**The request**
Extract each line holding the word "Software" from the entries.

(begin)

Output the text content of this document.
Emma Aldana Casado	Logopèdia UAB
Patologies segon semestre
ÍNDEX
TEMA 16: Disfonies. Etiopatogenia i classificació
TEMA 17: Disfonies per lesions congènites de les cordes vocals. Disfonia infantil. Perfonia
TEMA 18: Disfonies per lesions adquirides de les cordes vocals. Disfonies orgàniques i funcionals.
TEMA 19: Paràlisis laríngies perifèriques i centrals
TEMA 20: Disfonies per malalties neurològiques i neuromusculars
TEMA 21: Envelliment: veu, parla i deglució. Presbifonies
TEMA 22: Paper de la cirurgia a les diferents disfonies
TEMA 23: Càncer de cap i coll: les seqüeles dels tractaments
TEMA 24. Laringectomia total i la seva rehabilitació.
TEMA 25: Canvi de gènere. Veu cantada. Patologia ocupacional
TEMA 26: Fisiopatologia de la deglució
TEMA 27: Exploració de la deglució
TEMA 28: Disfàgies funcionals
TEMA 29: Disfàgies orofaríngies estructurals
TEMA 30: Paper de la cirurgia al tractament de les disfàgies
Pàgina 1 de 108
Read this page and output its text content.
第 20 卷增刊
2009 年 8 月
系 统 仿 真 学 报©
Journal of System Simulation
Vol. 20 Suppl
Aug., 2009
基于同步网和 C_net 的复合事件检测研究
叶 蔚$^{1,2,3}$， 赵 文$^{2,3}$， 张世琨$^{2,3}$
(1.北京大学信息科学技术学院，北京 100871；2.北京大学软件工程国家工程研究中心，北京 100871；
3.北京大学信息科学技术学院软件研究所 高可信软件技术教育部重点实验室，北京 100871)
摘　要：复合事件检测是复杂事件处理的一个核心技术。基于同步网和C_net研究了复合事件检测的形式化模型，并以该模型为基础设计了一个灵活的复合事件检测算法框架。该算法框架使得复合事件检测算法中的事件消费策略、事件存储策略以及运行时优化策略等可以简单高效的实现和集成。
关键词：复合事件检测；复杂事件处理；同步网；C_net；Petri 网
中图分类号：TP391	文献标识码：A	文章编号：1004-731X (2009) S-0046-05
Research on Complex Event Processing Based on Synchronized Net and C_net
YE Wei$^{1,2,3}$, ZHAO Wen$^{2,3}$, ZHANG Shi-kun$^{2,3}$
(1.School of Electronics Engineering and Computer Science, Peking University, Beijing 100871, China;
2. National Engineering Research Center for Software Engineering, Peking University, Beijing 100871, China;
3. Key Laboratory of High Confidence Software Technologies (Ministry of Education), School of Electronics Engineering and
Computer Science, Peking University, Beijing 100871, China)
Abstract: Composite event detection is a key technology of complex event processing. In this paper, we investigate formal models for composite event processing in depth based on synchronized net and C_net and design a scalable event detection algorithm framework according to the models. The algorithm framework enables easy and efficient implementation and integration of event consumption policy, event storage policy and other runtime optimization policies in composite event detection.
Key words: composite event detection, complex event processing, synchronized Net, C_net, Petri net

(end)

**Solution to this exercise**
2. National Engineering Research Center for Software Engineering, Peking University, Beijing 100871, China;
3. Key Laboratory of High Confidence Software Technologies (Ministry of Education), School of Electronics Engineering and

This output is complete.